START
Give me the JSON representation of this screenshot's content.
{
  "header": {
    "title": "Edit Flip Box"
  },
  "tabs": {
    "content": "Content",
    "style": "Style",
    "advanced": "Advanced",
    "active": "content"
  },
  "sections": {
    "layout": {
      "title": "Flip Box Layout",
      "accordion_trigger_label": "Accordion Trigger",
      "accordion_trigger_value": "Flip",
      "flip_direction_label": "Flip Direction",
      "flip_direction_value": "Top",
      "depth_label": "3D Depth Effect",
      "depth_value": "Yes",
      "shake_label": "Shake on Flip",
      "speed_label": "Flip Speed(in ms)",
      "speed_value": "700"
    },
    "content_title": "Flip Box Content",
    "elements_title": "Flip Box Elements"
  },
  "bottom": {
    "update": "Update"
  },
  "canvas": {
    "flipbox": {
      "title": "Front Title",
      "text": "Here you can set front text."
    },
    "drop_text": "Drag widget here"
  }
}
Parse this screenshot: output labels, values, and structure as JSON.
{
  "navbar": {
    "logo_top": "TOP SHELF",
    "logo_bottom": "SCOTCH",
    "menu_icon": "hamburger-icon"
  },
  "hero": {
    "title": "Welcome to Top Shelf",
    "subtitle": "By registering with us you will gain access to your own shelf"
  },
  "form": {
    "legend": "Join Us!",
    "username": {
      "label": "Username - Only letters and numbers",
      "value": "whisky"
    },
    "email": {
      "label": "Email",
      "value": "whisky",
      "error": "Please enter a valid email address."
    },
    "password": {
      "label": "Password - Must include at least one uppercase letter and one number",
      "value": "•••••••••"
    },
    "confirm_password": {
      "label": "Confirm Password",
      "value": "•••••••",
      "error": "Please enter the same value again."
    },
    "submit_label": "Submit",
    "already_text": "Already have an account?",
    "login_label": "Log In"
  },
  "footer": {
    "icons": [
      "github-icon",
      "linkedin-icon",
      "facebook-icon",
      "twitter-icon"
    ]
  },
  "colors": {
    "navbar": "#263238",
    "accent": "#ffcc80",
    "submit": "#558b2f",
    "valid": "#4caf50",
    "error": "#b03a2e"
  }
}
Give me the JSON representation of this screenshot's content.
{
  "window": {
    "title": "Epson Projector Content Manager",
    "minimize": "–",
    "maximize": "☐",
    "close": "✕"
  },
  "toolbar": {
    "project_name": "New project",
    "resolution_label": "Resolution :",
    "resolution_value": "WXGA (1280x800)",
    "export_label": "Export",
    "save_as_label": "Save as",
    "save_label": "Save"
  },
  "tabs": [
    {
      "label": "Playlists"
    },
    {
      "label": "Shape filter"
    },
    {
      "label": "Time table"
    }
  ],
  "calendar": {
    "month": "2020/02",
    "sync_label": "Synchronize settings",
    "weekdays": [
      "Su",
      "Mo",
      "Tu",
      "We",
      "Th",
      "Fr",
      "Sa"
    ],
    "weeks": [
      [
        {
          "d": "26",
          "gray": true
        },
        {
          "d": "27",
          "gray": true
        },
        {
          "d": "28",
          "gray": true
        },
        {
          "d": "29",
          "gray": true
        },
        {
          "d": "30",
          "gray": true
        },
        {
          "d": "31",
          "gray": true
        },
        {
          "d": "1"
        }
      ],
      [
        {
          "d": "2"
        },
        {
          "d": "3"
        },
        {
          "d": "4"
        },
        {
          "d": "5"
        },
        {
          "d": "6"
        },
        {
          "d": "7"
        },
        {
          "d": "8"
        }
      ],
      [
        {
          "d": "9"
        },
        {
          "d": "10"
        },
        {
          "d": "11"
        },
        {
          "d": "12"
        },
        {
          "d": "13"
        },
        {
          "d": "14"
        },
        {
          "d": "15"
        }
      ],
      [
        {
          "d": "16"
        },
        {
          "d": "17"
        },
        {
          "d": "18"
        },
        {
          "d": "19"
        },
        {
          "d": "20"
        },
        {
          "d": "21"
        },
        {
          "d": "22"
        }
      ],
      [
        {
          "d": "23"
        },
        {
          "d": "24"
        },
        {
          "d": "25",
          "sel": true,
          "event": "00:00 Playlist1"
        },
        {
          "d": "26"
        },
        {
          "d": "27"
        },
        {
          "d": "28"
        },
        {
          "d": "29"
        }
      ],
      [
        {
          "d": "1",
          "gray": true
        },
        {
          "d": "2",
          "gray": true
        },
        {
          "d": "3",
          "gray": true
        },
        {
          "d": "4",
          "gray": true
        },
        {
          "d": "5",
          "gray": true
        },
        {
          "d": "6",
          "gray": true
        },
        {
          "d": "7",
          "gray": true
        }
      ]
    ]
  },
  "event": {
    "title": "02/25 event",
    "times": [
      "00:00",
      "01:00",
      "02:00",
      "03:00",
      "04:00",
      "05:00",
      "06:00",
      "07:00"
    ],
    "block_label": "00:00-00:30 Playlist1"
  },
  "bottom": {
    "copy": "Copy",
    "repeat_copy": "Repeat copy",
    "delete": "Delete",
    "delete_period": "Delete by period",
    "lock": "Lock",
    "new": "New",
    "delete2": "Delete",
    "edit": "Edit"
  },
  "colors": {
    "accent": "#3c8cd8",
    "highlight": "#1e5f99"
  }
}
END
## Exercise requirements
Reproduce the entries above in full by retyping them exactly.

## Exercise solution
Give me the JSON representation of this screenshot's content.
{
  "header": {
    "title": "Edit Flip Box"
  },
  "tabs": {
    "content": "Content",
    "style": "Style",
    "advanced": "Advanced",
    "active": "content"
  },
  "sections": {
    "layout": {
      "title": "Flip Box Layout",
      "accordion_trigger_label": "Accordion Trigger",
      "accordion_trigger_value": "Flip",
      "flip_direction_label": "Flip Direction",
      "flip_direction_value": "Top",
      "depth_label": "3D Depth Effect",
      "depth_value": "Yes",
      "shake_label": "Shake on Flip",
      "speed_label": "Flip Speed(in ms)",
      "speed_value": "700"
    },
    "content_title": "Flip Box Content",
    "elements_title": "Flip Box Elements"
  },
  "bottom": {
    "update": "Update"
  },
  "canvas": {
    "flipbox": {
      "title": "Front Title",
      "text": "Here you can set front text."
    },
    "drop_text": "Drag widget here"
  }
}
Parse this screenshot: output labels, values, and structure as JSON.
{
  "navbar": {
    "logo_top": "TOP SHELF",
    "logo_bottom": "SCOTCH",
    "menu_icon": "hamburger-icon"
  },
  "hero": {
    "title": "Welcome to Top Shelf",
    "subtitle": "By registering with us you will gain access to your own shelf"
  },
  "form": {
    "legend": "Join Us!",
    "username": {
      "label": "Username - Only letters and numbers",
      "value": "whisky"
    },
    "email": {
      "label": "Email",
      "value": "whisky",
      "error": "Please enter a valid email address."
    },
    "password": {
      "label": "Password - Must include at least one uppercase letter and one number",
      "value": "•••••••••"
    },
    "confirm_password": {
      "label": "Confirm Password",
      "value": "•••••••",
      "error": "Please enter the same value again."
    },
    "submit_label": "Submit",
    "already_text": "Already have an account?",
    "login_label": "Log In"
  },
  "footer": {
    "icons": [
      "github-icon",
      "linkedin-icon",
      "facebook-icon",
      "twitter-icon"
    ]
  },
  "colors": {
    "navbar": "#263238",
    "accent": "#ffcc80",
    "submit": "#558b2f",
    "valid": "#4caf50",
    "error": "#b03a2e"
  }
}
Give me the JSON representation of this screenshot's content.
{
  "window": {
    "title": "Epson Projector Content Manager",
    "minimize": "–",
    "maximize": "☐",
    "close": "✕"
  },
  "toolbar": {
    "project_name": "New project",
    "resolution_label": "Resolution :",
    "resolution_value": "WXGA (1280x800)",
    "export_label": "Export",
    "save_as_label": "Save as",
    "save_label": "Save"
  },
  "tabs": [
    {
      "label": "Playlists"
    },
    {
      "label": "Shape filter"
    },
    {
      "label": "Time table"
    }
  ],
  "calendar": {
    "month": "2020/02",
    "sync_label": "Synchronize settings",
    "weekdays": [
      "Su",
      "Mo",
      "Tu",
      "We",
      "Th",
      "Fr",
      "Sa"
    ],
    "weeks": [
      [
        {
          "d": "26",
          "gray": true
        },
        {
          "d": "27",
          "gray": true
        },
        {
          "d": "28",
          "gray": true
        },
        {
          "d": "29",
          "gray": true
        },
        {
          "d": "30",
          "gray": true
        },
        {
          "d": "31",
          "gray": true
        },
        {
          "d": "1"
        }
      ],
      [
        {
          "d": "2"
        },
        {
          "d": "3"
        },
        {
          "d": "4"
        },
        {
          "d": "5"
        },
        {
          "d": "6"
        },
        {
          "d": "7"
        },
        {
          "d": "8"
        }
      ],
      [
        {
          "d": "9"
        },
        {
          "d": "10"
        },
        {
          "d": "11"
        },
        {
          "d": "12"
        },
        {
          "d": "13"
        },
        {
          "d": "14"
        },
        {
          "d": "15"
        }
      ],
      [
        {
          "d": "16"
        },
        {
          "d": "17"
        },
        {
          "d": "18"
        },
        {
          "d": "19"
        },
        {
          "d": "20"
        },
        {
          "d": "21"
        },
        {
          "d": "22"
        }
      ],
      [
        {
          "d": "23"
        },
        {
          "d": "24"
        },
        {
          "d": "25",
          "sel": true,
          "event": "00:00 Playlist1"
        },
        {
          "d": "26"
        },
        {
          "d": "27"
        },
        {
          "d": "28"
        },
        {
          "d": "29"
        }
      ],
      [
        {
          "d": "1",
          "gray": true
        },
        {
          "d": "2",
          "gray": true
        },
        {
          "d": "3",
          "gray": true
        },
        {
          "d": "4",
          "gray": true
        },
        {
          "d": "5",
          "gray": true
        },
        {
          "d": "6",
          "gray": true
        },
        {
          "d": "7",
          "gray": true
        }
      ]
    ]
  },
  "event": {
    "title": "02/25 event",
    "times": [
      "00:00",
      "01:00",
      "02:00",
      "03:00",
      "04:00",
      "05:00",
      "06:00",
      "07:00"
    ],
    "block_label": "00:00-00:30 Playlist1"
  },
  "bottom": {
    "copy": "Copy",
    "repeat_copy": "Repeat copy",
    "delete": "Delete",
    "delete_period": "Delete by period",
    "lock": "Lock",
    "new": "New",
    "delete2": "Delete",
    "edit": "Edit"
  },
  "colors": {
    "accent": "#3c8cd8",
    "highlight": "#1e5f99"
  }
}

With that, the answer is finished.